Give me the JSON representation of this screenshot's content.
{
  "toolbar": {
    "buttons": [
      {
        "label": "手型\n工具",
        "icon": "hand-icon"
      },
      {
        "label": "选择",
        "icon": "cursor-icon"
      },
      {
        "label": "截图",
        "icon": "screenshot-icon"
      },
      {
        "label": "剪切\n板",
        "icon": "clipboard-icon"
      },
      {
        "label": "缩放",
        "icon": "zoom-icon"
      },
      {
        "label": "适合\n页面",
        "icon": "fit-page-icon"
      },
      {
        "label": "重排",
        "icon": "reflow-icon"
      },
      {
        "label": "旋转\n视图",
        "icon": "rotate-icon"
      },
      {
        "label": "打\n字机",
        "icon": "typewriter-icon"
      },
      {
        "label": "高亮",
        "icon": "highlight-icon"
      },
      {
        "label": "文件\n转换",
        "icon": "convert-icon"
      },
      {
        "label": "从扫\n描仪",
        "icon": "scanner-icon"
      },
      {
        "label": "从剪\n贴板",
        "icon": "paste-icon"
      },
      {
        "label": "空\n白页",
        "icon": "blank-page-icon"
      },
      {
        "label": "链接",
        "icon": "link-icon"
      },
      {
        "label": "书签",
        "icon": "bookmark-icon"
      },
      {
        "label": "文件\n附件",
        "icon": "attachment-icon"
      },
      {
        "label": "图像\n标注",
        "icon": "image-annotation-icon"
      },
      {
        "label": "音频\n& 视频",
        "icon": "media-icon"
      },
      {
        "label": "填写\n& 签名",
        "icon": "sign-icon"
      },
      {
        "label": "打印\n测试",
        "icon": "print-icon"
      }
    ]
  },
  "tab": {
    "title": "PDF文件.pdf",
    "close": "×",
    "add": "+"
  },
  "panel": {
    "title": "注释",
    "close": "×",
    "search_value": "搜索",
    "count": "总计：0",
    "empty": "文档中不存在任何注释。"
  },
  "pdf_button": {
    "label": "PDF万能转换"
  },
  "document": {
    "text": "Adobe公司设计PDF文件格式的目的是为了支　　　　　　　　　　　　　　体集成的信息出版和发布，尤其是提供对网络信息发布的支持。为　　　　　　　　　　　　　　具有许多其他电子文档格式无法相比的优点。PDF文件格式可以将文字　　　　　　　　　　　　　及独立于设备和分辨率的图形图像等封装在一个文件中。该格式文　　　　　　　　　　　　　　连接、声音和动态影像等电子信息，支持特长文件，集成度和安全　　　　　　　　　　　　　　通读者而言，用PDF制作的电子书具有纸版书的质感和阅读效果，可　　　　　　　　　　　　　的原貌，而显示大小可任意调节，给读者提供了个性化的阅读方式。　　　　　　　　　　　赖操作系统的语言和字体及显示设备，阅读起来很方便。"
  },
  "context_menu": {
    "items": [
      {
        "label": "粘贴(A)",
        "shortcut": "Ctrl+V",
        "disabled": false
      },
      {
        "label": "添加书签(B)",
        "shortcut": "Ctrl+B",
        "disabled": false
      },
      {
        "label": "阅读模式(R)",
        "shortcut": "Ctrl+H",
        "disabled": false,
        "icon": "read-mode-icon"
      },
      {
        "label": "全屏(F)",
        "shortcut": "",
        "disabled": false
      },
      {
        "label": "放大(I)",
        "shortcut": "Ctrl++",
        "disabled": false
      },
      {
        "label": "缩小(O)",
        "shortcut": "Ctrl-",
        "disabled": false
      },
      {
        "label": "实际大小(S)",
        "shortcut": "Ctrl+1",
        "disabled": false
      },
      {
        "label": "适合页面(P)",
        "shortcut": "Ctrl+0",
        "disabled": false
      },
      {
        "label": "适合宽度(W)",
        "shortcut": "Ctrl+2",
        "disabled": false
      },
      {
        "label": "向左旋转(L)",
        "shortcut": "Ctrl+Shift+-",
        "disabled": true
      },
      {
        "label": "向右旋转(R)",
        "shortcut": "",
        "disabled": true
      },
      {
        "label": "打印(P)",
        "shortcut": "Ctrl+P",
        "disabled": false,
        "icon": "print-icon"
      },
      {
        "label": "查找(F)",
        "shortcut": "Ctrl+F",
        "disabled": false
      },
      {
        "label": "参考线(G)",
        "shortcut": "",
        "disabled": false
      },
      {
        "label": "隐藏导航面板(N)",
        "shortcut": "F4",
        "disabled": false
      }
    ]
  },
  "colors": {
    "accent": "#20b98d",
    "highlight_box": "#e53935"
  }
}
---
Exercise
The entries above should be repeated exactly, every one of them.

Response to the task
Give me the JSON representation of this screenshot's content.
{
  "toolbar": {
    "buttons": [
      {
        "label": "手型\n工具",
        "icon": "hand-icon"
      },
      {
        "label": "选择",
        "icon": "cursor-icon"
      },
      {
        "label": "截图",
        "icon": "screenshot-icon"
      },
      {
        "label": "剪切\n板",
        "icon": "clipboard-icon"
      },
      {
        "label": "缩放",
        "icon": "zoom-icon"
      },
      {
        "label": "适合\n页面",
        "icon": "fit-page-icon"
      },
      {
        "label": "重排",
        "icon": "reflow-icon"
      },
      {
        "label": "旋转\n视图",
        "icon": "rotate-icon"
      },
      {
        "label": "打\n字机",
        "icon": "typewriter-icon"
      },
      {
        "label": "高亮",
        "icon": "highlight-icon"
      },
      {
        "label": "文件\n转换",
        "icon": "convert-icon"
      },
      {
        "label": "从扫\n描仪",
        "icon": "scanner-icon"
      },
      {
        "label": "从剪\n贴板",
        "icon": "paste-icon"
      },
      {
        "label": "空\n白页",
        "icon": "blank-page-icon"
      },
      {
        "label": "链接",
        "icon": "link-icon"
      },
      {
        "label": "书签",
        "icon": "bookmark-icon"
      },
      {
        "label": "文件\n附件",
        "icon": "attachment-icon"
      },
      {
        "label": "图像\n标注",
        "icon": "image-annotation-icon"
      },
      {
        "label": "音频\n& 视频",
        "icon": "media-icon"
      },
      {
        "label": "填写\n& 签名",
        "icon": "sign-icon"
      },
      {
        "label": "打印\n测试",
        "icon": "print-icon"
      }
    ]
  },
  "tab": {
    "title": "PDF文件.pdf",
    "close": "×",
    "add": "+"
  },
  "panel": {
    "title": "注释",
    "close": "×",
    "search_value": "搜索",
    "count": "总计：0",
    "empty": "文档中不存在任何注释。"
  },
  "pdf_button": {
    "label": "PDF万能转换"
  },
  "document": {
    "text": "Adobe公司设计PDF文件格式的目的是为了支　　　　　　　　　　　　　　体集成的信息出版和发布，尤其是提供对网络信息发布的支持。为　　　　　　　　　　　　　　具有许多其他电子文档格式无法相比的优点。PDF文件格式可以将文字　　　　　　　　　　　　　及独立于设备和分辨率的图形图像等封装在一个文件中。该格式文　　　　　　　　　　　　　　连接、声音和动态影像等电子信息，支持特长文件，集成度和安全　　　　　　　　　　　　　　通读者而言，用PDF制作的电子书具有纸版书的质感和阅读效果，可　　　　　　　　　　　　　的原貌，而显示大小可任意调节，给读者提供了个性化的阅读方式。　　　　　　　　　　　赖操作系统的语言和字体及显示设备，阅读起来很方便。"
  },
  "context_menu": {
    "items": [
      {
        "label": "粘贴(A)",
        "shortcut": "Ctrl+V",
        "disabled": false
      },
      {
        "label": "添加书签(B)",
        "shortcut": "Ctrl+B",
        "disabled": false
      },
      {
        "label": "阅读模式(R)",
        "shortcut": "Ctrl+H",
        "disabled": false,
        "icon": "read-mode-icon"
      },
      {
        "label": "全屏(F)",
        "shortcut": "",
        "disabled": false
      },
      {
        "label": "放大(I)",
        "shortcut": "Ctrl++",
        "disabled": false
      },
      {
        "label": "缩小(O)",
        "shortcut": "Ctrl-",
        "disabled": false
      },
      {
        "label": "实际大小(S)",
        "shortcut": "Ctrl+1",
        "disabled": false
      },
      {
        "label": "适合页面(P)",
        "shortcut": "Ctrl+0",
        "disabled": false
      },
      {
        "label": "适合宽度(W)",
        "shortcut": "Ctrl+2",
        "disabled": false
      },
      {
        "label": "向左旋转(L)",
        "shortcut": "Ctrl+Shift+-",
        "disabled": true
      },
      {
        "label": "向右旋转(R)",
        "shortcut": "",
        "disabled": true
      },
      {
        "label": "打印(P)",
        "shortcut": "Ctrl+P",
        "disabled": false,
        "icon": "print-icon"
      },
      {
        "label": "查找(F)",
        "shortcut": "Ctrl+F",
        "disabled": false
      },
      {
        "label": "参考线(G)",
        "shortcut": "",
        "disabled": false
      },
      {
        "label": "隐藏导航面板(N)",
        "shortcut": "F4",
        "disabled": false
      }
    ]
  },
  "colors": {
    "accent": "#20b98d",
    "highlight_box": "#e53935"
  }
}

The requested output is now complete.